→ RECORDS FOR THE EXERCISE

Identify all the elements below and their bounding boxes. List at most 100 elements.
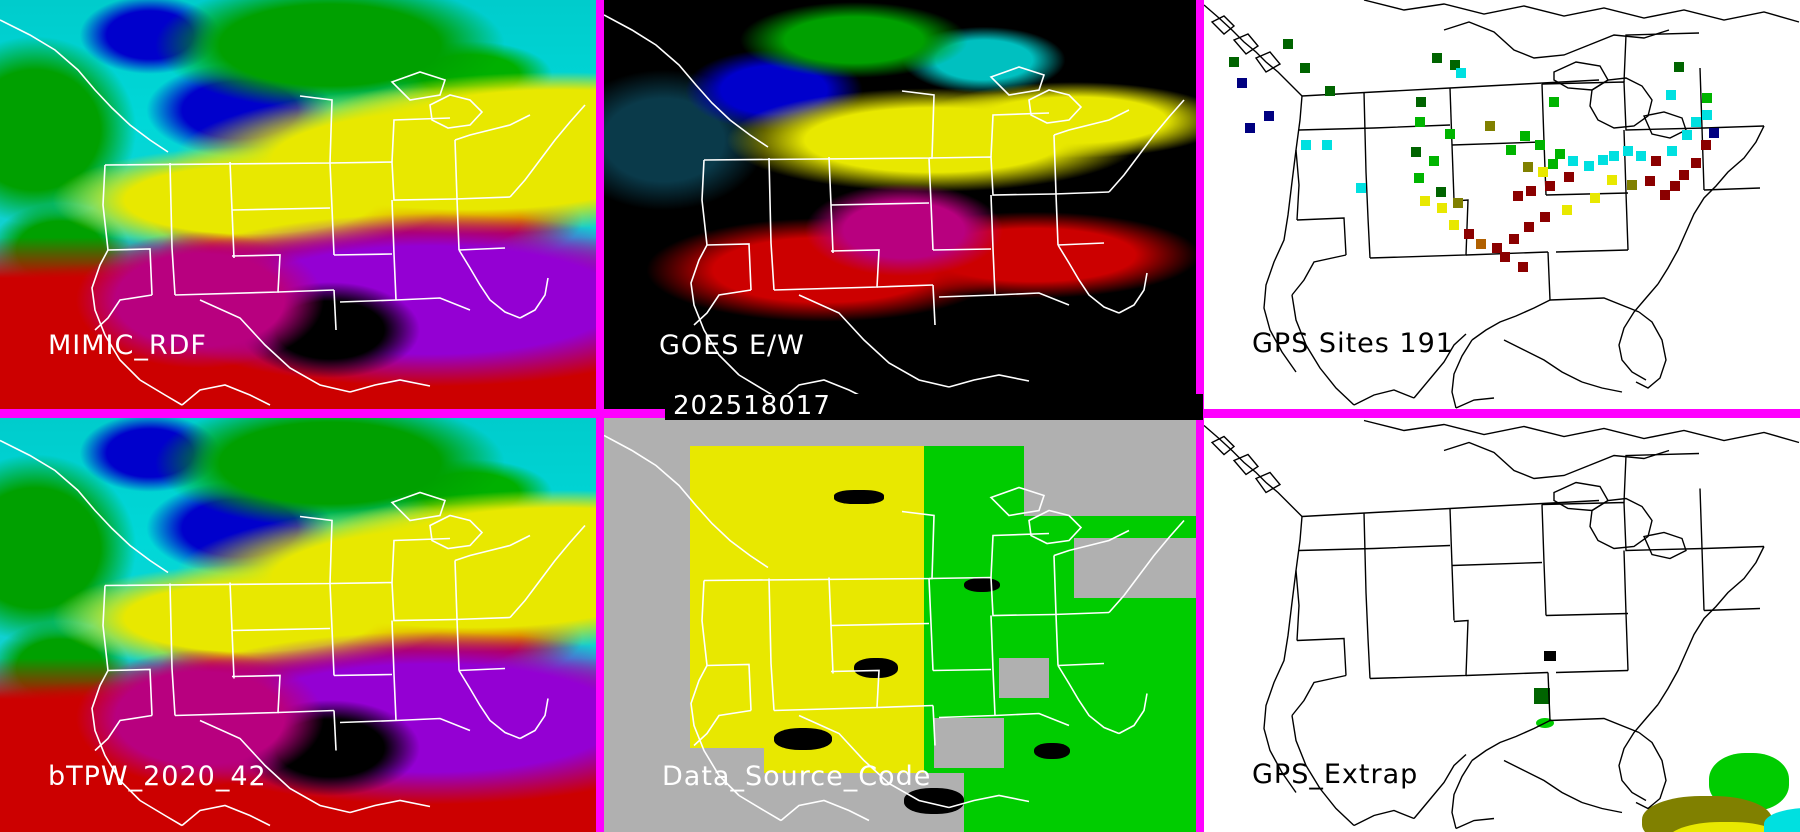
gps-site-marker [1666, 90, 1676, 100]
gps-site-marker [1450, 60, 1460, 70]
gps-site-marker [1682, 130, 1692, 140]
gps-site-marker [1245, 123, 1255, 133]
gps-site-marker [1485, 121, 1495, 131]
gps-site-marker [1549, 97, 1559, 107]
gps-site-marker [1535, 140, 1545, 150]
timestamp-text: 202518017 [673, 391, 831, 421]
gps-site-marker [1506, 145, 1516, 155]
gps-extrap-feature [1544, 651, 1556, 661]
gps-site-marker [1449, 220, 1459, 230]
gps-site-marker [1500, 252, 1510, 262]
no-data-patch [604, 418, 1196, 446]
panel-gps-extrap[interactable]: GPS_Extrap [1204, 418, 1800, 832]
no-data-patch [934, 718, 1004, 768]
gps-site-marker [1456, 68, 1466, 78]
gps-site-marker [1540, 212, 1550, 222]
gps-site-marker [1264, 111, 1274, 121]
gps-site-marker [1645, 176, 1655, 186]
cloud-patch [854, 658, 898, 678]
gps-site-marker [1356, 183, 1366, 193]
gps-site-marker [1524, 222, 1534, 232]
gps-site-marker [1538, 167, 1548, 177]
gps-site-marker [1513, 191, 1523, 201]
cloud-patch [904, 788, 964, 814]
gps-site-marker [1660, 190, 1670, 200]
gps-site-marker [1411, 147, 1421, 157]
gps-site-marker [1526, 186, 1536, 196]
panel-goes-ew[interactable]: GOES E/W [604, 0, 1196, 409]
gps-site-marker [1432, 53, 1442, 63]
gps-site-marker [1598, 155, 1608, 165]
gps-site-marker [1636, 151, 1646, 161]
gps-site-marker [1709, 128, 1719, 138]
gps-site-marker [1518, 262, 1528, 272]
panel-mimic-rdf[interactable]: MIMIC_RDF [0, 0, 596, 409]
gps-site-marker [1679, 170, 1689, 180]
gps-site-marker [1429, 156, 1439, 166]
panel-btpw[interactable]: bTPW_2020_42 [0, 418, 596, 832]
cloud-patch [1034, 743, 1070, 759]
gps-site-marker [1555, 149, 1565, 159]
gps-site-marker-layer [1204, 0, 1800, 409]
cloud-patch [834, 490, 884, 504]
gps-site-marker [1464, 229, 1474, 239]
gps-site-marker [1701, 140, 1711, 150]
gps-site-marker [1509, 234, 1519, 244]
gps-site-marker [1415, 117, 1425, 127]
gps-site-marker [1590, 193, 1600, 203]
gps-site-marker [1651, 156, 1661, 166]
gps-site-marker [1283, 39, 1293, 49]
gps-site-marker [1562, 205, 1572, 215]
gps-site-marker [1691, 117, 1701, 127]
gps-site-marker [1322, 140, 1332, 150]
dsc-map-overlay [604, 434, 1185, 822]
gps-extrap-feature [1666, 822, 1786, 832]
gps-site-marker [1325, 86, 1335, 96]
gps-site-marker [1670, 181, 1680, 191]
panel-gps-sites[interactable]: GPS Sites 191 [1204, 0, 1800, 409]
gps-site-marker [1623, 146, 1633, 156]
cloud-patch [774, 728, 832, 750]
gps-site-marker [1453, 198, 1463, 208]
gps-site-marker [1420, 196, 1430, 206]
gps-sites-basemap [1204, 0, 1800, 409]
gps-site-marker [1609, 151, 1619, 161]
gps-site-marker [1523, 162, 1533, 172]
gps-site-marker [1301, 140, 1311, 150]
gps-site-marker [1436, 187, 1446, 197]
no-data-patch [1024, 446, 1196, 516]
gps-site-marker [1476, 239, 1486, 249]
gps-site-marker [1674, 62, 1684, 72]
no-data-patch [999, 658, 1049, 698]
gps-site-marker [1520, 131, 1530, 141]
gps-site-marker [1437, 203, 1447, 213]
gps-site-marker [1229, 57, 1239, 67]
gps-site-marker [1492, 243, 1502, 253]
gps-site-marker [1584, 161, 1594, 171]
mimic-rdf-map-overlay [0, 19, 586, 406]
timestamp-bar: 202518017 [665, 391, 1203, 421]
gps-site-marker [1237, 78, 1247, 88]
btpw-map-overlay [0, 439, 586, 827]
gps-site-marker [1667, 146, 1677, 156]
gps-site-marker [1545, 181, 1555, 191]
gps-site-marker [1445, 129, 1455, 139]
no-data-patch [1074, 538, 1196, 598]
gps-site-marker [1300, 63, 1310, 73]
gps-site-marker [1702, 110, 1712, 120]
gps-site-marker [1691, 158, 1701, 168]
panel-data-source-code[interactable]: Data_Source_Code [604, 418, 1196, 832]
gps-site-marker [1607, 175, 1617, 185]
gps-extrap-basemap [1204, 419, 1800, 830]
gps-site-marker [1564, 172, 1574, 182]
gps-site-marker [1568, 156, 1578, 166]
goes-ew-map-overlay [604, 14, 1185, 401]
gps-site-marker [1627, 180, 1637, 190]
gps-site-marker [1548, 159, 1558, 169]
gps-site-marker [1416, 97, 1426, 107]
gps-site-marker [1702, 93, 1712, 103]
divider-vertical-left [596, 0, 604, 832]
gps-extrap-feature [1534, 688, 1550, 704]
gps-site-marker [1414, 173, 1424, 183]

→ EXERCISE PROMPT
Pull every line from the records above into your answer without changing a character, and omit the picture.

→ TASK RESULT
Identify all the elements below and their bounding boxes. List at most 100 elements.
gps-site-marker [1666, 90, 1676, 100]
gps-site-marker [1450, 60, 1460, 70]
gps-site-marker [1682, 130, 1692, 140]
gps-site-marker [1245, 123, 1255, 133]
gps-site-marker [1485, 121, 1495, 131]
gps-site-marker [1549, 97, 1559, 107]
gps-site-marker [1535, 140, 1545, 150]
timestamp-text: 202518017 [673, 391, 831, 421]
gps-site-marker [1506, 145, 1516, 155]
gps-extrap-feature [1544, 651, 1556, 661]
gps-site-marker [1449, 220, 1459, 230]
gps-site-marker [1500, 252, 1510, 262]
no-data-patch [604, 418, 1196, 446]
panel-gps-extrap[interactable]: GPS_Extrap [1204, 418, 1800, 832]
no-data-patch [934, 718, 1004, 768]
gps-site-marker [1456, 68, 1466, 78]
gps-site-marker [1540, 212, 1550, 222]
gps-site-marker [1264, 111, 1274, 121]
gps-site-marker [1645, 176, 1655, 186]
cloud-patch [854, 658, 898, 678]
gps-site-marker [1356, 183, 1366, 193]
gps-site-marker [1524, 222, 1534, 232]
gps-site-marker [1538, 167, 1548, 177]
gps-site-marker [1513, 191, 1523, 201]
cloud-patch [904, 788, 964, 814]
gps-site-marker [1660, 190, 1670, 200]
gps-site-marker [1411, 147, 1421, 157]
gps-site-marker [1526, 186, 1536, 196]
panel-goes-ew[interactable]: GOES E/W [604, 0, 1196, 409]
gps-site-marker [1432, 53, 1442, 63]
gps-site-marker [1598, 155, 1608, 165]
gps-site-marker [1636, 151, 1646, 161]
gps-site-marker [1709, 128, 1719, 138]
gps-site-marker [1518, 262, 1528, 272]
panel-mimic-rdf[interactable]: MIMIC_RDF [0, 0, 596, 409]
gps-site-marker [1679, 170, 1689, 180]
gps-site-marker [1429, 156, 1439, 166]
panel-btpw[interactable]: bTPW_2020_42 [0, 418, 596, 832]
cloud-patch [1034, 743, 1070, 759]
gps-site-marker [1555, 149, 1565, 159]
gps-site-marker-layer [1204, 0, 1800, 409]
cloud-patch [834, 490, 884, 504]
gps-site-marker [1464, 229, 1474, 239]
gps-site-marker [1701, 140, 1711, 150]
gps-site-marker [1509, 234, 1519, 244]
gps-site-marker [1415, 117, 1425, 127]
gps-site-marker [1590, 193, 1600, 203]
gps-site-marker [1651, 156, 1661, 166]
gps-site-marker [1283, 39, 1293, 49]
gps-site-marker [1562, 205, 1572, 215]
gps-site-marker [1691, 117, 1701, 127]
gps-site-marker [1322, 140, 1332, 150]
dsc-map-overlay [604, 434, 1185, 822]
gps-extrap-feature [1666, 822, 1786, 832]
gps-site-marker [1325, 86, 1335, 96]
gps-site-marker [1670, 181, 1680, 191]
panel-gps-sites[interactable]: GPS Sites 191 [1204, 0, 1800, 409]
gps-site-marker [1623, 146, 1633, 156]
cloud-patch [774, 728, 832, 750]
gps-site-marker [1453, 198, 1463, 208]
gps-site-marker [1420, 196, 1430, 206]
gps-sites-basemap [1204, 0, 1800, 409]
gps-site-marker [1609, 151, 1619, 161]
gps-site-marker [1523, 162, 1533, 172]
gps-site-marker [1301, 140, 1311, 150]
gps-site-marker [1436, 187, 1446, 197]
no-data-patch [1024, 446, 1196, 516]
gps-site-marker [1476, 239, 1486, 249]
gps-site-marker [1674, 62, 1684, 72]
no-data-patch [999, 658, 1049, 698]
gps-site-marker [1520, 131, 1530, 141]
gps-site-marker [1437, 203, 1447, 213]
gps-site-marker [1229, 57, 1239, 67]
gps-site-marker [1492, 243, 1502, 253]
gps-site-marker [1584, 161, 1594, 171]
mimic-rdf-map-overlay [0, 19, 586, 406]
timestamp-bar: 202518017 [665, 391, 1203, 421]
gps-site-marker [1237, 78, 1247, 88]
btpw-map-overlay [0, 439, 586, 827]
gps-site-marker [1667, 146, 1677, 156]
gps-site-marker [1545, 181, 1555, 191]
gps-site-marker [1445, 129, 1455, 139]
no-data-patch [1074, 538, 1196, 598]
gps-site-marker [1300, 63, 1310, 73]
gps-site-marker [1702, 110, 1712, 120]
gps-site-marker [1691, 158, 1701, 168]
panel-data-source-code[interactable]: Data_Source_Code [604, 418, 1196, 832]
gps-site-marker [1607, 175, 1617, 185]
gps-extrap-basemap [1204, 419, 1800, 830]
gps-site-marker [1564, 172, 1574, 182]
gps-site-marker [1568, 156, 1578, 166]
goes-ew-map-overlay [604, 14, 1185, 401]
gps-site-marker [1627, 180, 1637, 190]
gps-site-marker [1548, 159, 1558, 169]
gps-site-marker [1416, 97, 1426, 107]
gps-site-marker [1702, 93, 1712, 103]
divider-vertical-left [596, 0, 604, 832]
gps-extrap-feature [1534, 688, 1550, 704]
gps-site-marker [1414, 173, 1424, 183]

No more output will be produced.